(Data tied to figure images)
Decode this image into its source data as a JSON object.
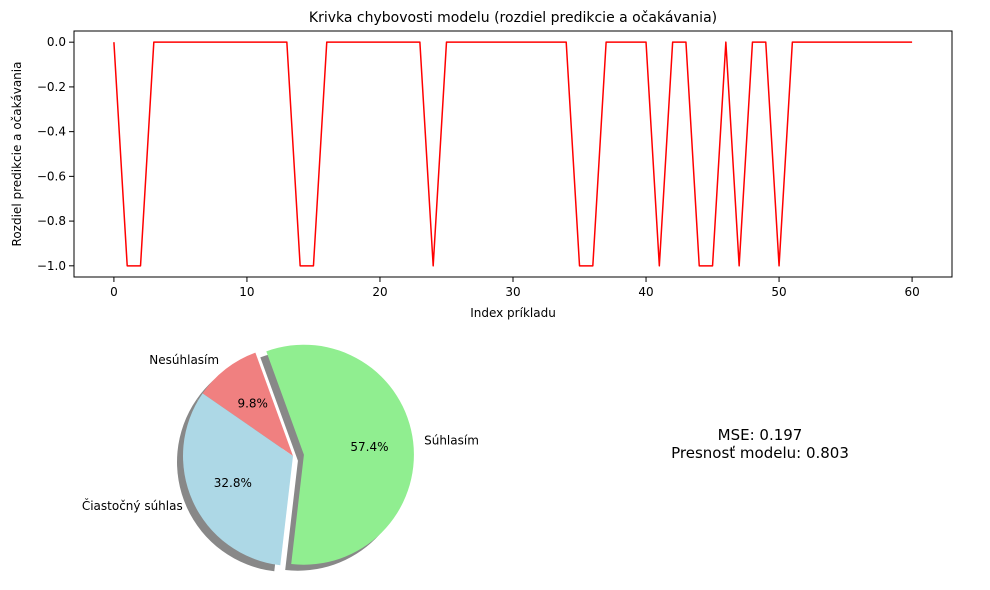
{
  "chart_data": [
    {
      "type": "line",
      "title": "Krivka chybovosti modelu (rozdiel predikcie a očakávania)",
      "xlabel": "Index príkladu",
      "ylabel": "Rozdiel predikcie a očakávania",
      "xlim": [
        -3,
        63
      ],
      "ylim": [
        -1.05,
        0.05
      ],
      "xticks": [
        0,
        10,
        20,
        30,
        40,
        50,
        60
      ],
      "yticks": [
        0.0,
        -0.2,
        -0.4,
        -0.6,
        -0.8,
        -1.0
      ],
      "ytick_labels": [
        "0.0",
        "−0.2",
        "−0.4",
        "−0.6",
        "−0.8",
        "−1.0"
      ],
      "grid": false,
      "series": [
        {
          "color": "#ff0000",
          "x": [
            0,
            1,
            2,
            3,
            4,
            5,
            6,
            7,
            8,
            9,
            10,
            11,
            12,
            13,
            14,
            15,
            16,
            17,
            18,
            19,
            20,
            21,
            22,
            23,
            24,
            25,
            26,
            27,
            28,
            29,
            30,
            31,
            32,
            33,
            34,
            35,
            36,
            37,
            38,
            39,
            40,
            41,
            42,
            43,
            44,
            45,
            46,
            47,
            48,
            49,
            50,
            51,
            52,
            53,
            54,
            55,
            56,
            57,
            58,
            59,
            60
          ],
          "y": [
            0,
            -1,
            -1,
            0,
            0,
            0,
            0,
            0,
            0,
            0,
            0,
            0,
            0,
            0,
            -1,
            -1,
            0,
            0,
            0,
            0,
            0,
            0,
            0,
            0,
            -1,
            0,
            0,
            0,
            0,
            0,
            0,
            0,
            0,
            0,
            0,
            -1,
            -1,
            0,
            0,
            0,
            0,
            -1,
            0,
            0,
            -1,
            -1,
            0,
            -1,
            0,
            0,
            -1,
            0,
            0,
            0,
            0,
            0,
            0,
            0,
            0,
            0,
            0
          ]
        }
      ]
    },
    {
      "type": "pie",
      "categories": [
        "Nesúhlasím",
        "Čiastočný súhlas",
        "Súhlasím"
      ],
      "values": [
        9.8,
        32.8,
        57.4
      ],
      "labels": [
        "9.8%",
        "32.8%",
        "57.4%"
      ],
      "colors": [
        "#f08080",
        "#add8e6",
        "#90ee90"
      ],
      "explode": [
        0,
        0,
        0.1
      ],
      "shadow": true,
      "start_angle_deg": 110
    }
  ],
  "metrics": {
    "mse": "MSE: 0.197",
    "accuracy": "Presnosť modelu: 0.803"
  }
}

Written instruction: Report how many lines in the data include the word "predikcie", and give nothing but the count.

Reply to the exercise: 2